**REQUIREMENTS:**
Reproduce word for word the part of the listing below that runs from the line with "Patent image size: (523, 367)." to the line with "The longitudinal side 11 is at (283, 240).", including both of those lines.

**EXERCISE MATERIALS:**

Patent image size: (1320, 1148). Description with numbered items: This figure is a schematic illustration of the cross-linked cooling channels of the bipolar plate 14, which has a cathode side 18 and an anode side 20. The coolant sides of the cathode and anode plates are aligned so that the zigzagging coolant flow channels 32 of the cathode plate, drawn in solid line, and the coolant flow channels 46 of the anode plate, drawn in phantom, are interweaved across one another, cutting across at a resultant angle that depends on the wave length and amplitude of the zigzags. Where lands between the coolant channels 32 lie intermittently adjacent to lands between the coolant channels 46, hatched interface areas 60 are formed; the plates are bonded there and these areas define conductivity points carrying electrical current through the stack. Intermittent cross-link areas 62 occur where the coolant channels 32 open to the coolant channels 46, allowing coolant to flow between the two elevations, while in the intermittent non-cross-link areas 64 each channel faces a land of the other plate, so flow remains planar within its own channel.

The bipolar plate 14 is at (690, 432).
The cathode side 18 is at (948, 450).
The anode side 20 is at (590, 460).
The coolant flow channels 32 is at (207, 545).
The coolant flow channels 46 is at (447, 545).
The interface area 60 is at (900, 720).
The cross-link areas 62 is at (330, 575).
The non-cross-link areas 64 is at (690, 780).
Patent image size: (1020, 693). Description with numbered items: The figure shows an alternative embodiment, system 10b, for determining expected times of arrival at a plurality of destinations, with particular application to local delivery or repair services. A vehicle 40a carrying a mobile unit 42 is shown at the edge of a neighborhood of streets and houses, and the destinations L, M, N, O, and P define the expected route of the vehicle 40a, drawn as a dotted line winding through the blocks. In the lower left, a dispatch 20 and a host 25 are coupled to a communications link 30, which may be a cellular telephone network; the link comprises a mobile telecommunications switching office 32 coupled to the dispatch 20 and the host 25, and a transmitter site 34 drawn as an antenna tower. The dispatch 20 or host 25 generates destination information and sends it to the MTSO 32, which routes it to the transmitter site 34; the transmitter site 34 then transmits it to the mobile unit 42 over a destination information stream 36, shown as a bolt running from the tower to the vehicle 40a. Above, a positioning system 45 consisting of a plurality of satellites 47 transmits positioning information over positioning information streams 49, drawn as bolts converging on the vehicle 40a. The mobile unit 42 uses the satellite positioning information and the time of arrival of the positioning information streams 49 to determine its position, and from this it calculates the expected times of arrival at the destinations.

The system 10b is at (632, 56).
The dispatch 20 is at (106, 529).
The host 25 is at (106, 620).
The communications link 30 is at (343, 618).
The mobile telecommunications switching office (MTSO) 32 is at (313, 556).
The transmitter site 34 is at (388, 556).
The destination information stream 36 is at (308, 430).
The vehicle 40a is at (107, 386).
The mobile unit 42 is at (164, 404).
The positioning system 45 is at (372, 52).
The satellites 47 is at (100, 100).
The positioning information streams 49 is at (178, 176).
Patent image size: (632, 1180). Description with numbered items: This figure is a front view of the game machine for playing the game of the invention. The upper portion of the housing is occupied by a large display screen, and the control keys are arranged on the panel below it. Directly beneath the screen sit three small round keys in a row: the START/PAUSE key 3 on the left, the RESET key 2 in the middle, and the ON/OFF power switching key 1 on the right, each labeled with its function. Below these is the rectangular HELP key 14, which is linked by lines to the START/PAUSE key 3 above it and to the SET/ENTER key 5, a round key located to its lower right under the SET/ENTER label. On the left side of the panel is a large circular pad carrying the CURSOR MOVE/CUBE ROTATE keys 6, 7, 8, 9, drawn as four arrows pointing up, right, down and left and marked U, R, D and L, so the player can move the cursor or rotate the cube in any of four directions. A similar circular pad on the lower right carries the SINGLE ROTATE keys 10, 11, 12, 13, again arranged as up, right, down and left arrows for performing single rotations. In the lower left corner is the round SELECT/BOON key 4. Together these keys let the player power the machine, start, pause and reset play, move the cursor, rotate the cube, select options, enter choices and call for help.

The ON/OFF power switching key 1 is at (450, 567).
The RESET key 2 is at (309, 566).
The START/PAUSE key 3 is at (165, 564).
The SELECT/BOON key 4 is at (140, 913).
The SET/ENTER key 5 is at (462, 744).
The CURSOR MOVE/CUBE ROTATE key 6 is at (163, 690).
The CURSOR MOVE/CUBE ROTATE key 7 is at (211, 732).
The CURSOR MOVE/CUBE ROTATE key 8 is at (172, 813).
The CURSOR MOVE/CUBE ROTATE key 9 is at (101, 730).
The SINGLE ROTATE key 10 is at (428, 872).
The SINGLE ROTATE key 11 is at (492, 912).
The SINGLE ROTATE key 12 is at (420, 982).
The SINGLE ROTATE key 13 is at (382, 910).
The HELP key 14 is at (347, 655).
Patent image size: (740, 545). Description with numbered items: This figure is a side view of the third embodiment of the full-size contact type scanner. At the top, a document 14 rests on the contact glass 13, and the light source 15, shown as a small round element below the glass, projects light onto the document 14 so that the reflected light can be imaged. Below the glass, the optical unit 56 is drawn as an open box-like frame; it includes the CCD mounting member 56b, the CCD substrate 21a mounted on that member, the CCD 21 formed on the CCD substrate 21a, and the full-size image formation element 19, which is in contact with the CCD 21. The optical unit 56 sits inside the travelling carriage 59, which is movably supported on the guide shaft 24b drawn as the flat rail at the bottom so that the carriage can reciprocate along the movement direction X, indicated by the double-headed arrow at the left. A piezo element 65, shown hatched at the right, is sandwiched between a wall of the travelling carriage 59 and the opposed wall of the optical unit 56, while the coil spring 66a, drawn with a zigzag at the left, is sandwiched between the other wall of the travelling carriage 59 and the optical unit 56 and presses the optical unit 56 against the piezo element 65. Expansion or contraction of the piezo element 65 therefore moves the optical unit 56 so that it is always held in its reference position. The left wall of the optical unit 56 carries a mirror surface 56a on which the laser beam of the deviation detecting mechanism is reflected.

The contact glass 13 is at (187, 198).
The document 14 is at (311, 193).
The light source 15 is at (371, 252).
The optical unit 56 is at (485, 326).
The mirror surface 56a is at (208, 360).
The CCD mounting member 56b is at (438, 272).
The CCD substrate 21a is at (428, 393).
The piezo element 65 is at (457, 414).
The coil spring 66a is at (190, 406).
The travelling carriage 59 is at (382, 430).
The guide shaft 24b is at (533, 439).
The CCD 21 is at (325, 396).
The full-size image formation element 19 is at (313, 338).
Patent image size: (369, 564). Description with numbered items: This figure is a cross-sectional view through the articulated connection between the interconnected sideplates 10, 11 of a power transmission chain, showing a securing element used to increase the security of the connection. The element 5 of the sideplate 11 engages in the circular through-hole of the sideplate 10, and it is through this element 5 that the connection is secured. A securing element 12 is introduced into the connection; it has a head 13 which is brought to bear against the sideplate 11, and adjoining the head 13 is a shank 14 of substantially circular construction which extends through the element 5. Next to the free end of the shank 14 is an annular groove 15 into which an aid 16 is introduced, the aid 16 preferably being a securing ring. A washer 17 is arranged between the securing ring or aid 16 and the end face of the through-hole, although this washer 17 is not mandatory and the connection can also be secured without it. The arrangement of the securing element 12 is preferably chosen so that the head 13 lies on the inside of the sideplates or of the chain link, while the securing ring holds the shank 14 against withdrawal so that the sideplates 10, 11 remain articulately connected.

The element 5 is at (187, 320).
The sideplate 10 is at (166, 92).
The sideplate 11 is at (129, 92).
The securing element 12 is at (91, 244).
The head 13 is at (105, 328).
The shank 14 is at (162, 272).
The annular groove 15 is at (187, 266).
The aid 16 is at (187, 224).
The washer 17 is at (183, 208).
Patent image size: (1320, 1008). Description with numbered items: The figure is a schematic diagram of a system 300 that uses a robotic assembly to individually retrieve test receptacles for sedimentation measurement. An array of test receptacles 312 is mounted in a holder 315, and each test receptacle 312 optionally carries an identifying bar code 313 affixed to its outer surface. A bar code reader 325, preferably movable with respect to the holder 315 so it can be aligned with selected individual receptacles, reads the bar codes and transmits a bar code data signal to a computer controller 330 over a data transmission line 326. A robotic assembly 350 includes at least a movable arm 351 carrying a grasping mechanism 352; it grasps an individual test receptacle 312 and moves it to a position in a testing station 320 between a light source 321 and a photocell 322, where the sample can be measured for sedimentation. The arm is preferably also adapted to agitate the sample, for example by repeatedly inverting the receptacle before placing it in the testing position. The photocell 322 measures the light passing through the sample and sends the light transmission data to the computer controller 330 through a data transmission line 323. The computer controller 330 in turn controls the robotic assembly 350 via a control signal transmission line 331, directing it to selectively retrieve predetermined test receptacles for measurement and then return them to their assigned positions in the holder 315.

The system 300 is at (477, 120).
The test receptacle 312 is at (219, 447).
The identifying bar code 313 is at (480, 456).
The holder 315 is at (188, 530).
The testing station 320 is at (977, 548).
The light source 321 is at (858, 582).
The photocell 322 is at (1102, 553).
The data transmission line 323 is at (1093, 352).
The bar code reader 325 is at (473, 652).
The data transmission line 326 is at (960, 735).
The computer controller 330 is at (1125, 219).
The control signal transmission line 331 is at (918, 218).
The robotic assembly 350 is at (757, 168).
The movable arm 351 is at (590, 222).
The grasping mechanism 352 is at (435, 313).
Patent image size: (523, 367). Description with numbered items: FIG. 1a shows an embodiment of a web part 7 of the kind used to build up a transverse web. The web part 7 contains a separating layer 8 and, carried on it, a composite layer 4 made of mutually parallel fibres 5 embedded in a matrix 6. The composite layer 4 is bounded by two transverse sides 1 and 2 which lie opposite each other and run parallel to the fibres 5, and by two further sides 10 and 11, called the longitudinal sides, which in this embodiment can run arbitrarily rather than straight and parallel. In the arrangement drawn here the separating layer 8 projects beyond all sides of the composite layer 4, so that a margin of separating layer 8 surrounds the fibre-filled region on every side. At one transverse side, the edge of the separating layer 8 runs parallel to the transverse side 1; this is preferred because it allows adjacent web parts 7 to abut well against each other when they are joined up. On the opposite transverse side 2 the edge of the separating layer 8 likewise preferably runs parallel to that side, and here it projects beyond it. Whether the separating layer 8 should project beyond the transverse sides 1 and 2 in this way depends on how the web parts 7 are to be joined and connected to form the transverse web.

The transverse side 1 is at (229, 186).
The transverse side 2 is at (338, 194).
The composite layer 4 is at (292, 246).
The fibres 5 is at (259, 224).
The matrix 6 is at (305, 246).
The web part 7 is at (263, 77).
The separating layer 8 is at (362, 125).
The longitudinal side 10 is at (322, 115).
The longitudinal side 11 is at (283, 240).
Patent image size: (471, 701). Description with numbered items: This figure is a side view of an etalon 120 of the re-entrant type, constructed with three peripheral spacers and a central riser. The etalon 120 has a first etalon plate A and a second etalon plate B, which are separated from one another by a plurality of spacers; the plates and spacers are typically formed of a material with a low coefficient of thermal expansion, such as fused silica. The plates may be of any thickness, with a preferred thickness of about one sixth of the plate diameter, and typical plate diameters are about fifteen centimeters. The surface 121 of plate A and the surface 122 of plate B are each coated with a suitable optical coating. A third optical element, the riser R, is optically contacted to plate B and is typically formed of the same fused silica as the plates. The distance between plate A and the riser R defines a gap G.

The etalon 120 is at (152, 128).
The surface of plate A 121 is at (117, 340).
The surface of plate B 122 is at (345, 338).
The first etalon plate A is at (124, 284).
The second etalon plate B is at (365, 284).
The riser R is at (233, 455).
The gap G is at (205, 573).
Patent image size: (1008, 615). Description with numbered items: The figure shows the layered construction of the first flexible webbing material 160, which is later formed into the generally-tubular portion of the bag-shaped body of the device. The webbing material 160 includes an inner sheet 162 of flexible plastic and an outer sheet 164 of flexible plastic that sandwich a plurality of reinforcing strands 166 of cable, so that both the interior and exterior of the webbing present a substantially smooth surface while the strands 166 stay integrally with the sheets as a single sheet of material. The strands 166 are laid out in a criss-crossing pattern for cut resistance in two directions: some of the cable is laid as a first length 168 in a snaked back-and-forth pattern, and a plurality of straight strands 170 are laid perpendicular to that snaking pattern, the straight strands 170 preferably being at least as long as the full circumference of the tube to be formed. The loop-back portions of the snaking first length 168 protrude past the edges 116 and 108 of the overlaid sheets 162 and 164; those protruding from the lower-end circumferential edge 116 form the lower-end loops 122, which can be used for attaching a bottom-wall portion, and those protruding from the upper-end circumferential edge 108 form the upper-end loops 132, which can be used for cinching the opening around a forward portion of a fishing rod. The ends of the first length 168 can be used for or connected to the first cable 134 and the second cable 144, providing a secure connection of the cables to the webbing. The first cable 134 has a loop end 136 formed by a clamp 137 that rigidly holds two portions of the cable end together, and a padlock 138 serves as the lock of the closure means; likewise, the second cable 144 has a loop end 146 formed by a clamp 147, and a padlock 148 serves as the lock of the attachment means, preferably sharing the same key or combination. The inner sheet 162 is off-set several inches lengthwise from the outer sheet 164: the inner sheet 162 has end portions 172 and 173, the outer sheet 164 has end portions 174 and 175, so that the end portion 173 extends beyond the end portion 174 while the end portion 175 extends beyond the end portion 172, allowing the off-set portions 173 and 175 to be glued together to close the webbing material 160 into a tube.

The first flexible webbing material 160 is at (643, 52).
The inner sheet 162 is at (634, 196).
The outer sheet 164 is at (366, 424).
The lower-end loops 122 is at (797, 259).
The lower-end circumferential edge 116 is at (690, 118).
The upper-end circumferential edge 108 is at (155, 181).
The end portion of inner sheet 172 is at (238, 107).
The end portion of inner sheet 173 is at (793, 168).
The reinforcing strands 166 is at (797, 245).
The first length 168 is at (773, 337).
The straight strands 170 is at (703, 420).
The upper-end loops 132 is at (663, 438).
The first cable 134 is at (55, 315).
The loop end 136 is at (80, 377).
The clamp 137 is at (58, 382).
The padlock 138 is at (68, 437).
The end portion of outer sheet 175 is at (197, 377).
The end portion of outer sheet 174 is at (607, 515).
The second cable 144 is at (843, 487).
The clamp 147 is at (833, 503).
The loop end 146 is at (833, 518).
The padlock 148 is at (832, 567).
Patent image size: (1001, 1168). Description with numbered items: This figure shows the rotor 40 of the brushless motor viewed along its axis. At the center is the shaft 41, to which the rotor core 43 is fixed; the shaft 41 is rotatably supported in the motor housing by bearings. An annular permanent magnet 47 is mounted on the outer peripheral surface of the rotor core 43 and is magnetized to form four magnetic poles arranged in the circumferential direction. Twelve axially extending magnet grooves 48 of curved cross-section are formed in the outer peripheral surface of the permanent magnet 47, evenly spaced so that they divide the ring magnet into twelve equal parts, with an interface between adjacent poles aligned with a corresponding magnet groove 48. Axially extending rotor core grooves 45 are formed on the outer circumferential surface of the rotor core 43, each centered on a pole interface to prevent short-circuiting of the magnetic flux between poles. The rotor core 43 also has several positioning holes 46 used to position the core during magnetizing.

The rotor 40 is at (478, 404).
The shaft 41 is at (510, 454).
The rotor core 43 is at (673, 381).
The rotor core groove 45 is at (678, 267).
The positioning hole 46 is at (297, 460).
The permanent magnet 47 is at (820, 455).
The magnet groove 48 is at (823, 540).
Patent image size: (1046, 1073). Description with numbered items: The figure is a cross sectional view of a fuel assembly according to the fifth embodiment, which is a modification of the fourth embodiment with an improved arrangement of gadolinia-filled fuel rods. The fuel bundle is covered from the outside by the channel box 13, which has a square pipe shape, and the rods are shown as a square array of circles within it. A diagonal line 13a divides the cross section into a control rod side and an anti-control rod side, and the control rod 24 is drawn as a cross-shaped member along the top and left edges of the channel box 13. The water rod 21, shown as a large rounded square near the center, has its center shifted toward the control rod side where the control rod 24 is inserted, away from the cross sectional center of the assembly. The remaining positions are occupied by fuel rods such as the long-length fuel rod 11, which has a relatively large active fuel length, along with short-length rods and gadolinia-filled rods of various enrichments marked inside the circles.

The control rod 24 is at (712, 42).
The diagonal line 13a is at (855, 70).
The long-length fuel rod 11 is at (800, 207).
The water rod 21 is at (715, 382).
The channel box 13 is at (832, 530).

**SOLVED EXERCISE:**
Patent image size: (523, 367). Description with numbered items: FIG. 1a shows an embodiment of a web part 7 of the kind used to build up a transverse web. The web part 7 contains a separating layer 8 and, carried on it, a composite layer 4 made of mutually parallel fibres 5 embedded in a matrix 6. The composite layer 4 is bounded by two transverse sides 1 and 2 which lie opposite each other and run parallel to the fibres 5, and by two further sides 10 and 11, called the longitudinal sides, which in this embodiment can run arbitrarily rather than straight and parallel. In the arrangement drawn here the separating layer 8 projects beyond all sides of the composite layer 4, so that a margin of separating layer 8 surrounds the fibre-filled region on every side. At one transverse side, the edge of the separating layer 8 runs parallel to the transverse side 1; this is preferred because it allows adjacent web parts 7 to abut well against each other when they are joined up. On the opposite transverse side 2 the edge of the separating layer 8 likewise preferably runs parallel to that side, and here it projects beyond it. Whether the separating layer 8 should project beyond the transverse sides 1 and 2 in this way depends on how the web parts 7 are to be joined and connected to form the transverse web.

The transverse side 1 is at (229, 186).
The transverse side 2 is at (338, 194).
The composite layer 4 is at (292, 246).
The fibres 5 is at (259, 224).
The matrix 6 is at (305, 246).
The web part 7 is at (263, 77).
The separating layer 8 is at (362, 125).
The longitudinal side 10 is at (322, 115).
The longitudinal side 11 is at (283, 240).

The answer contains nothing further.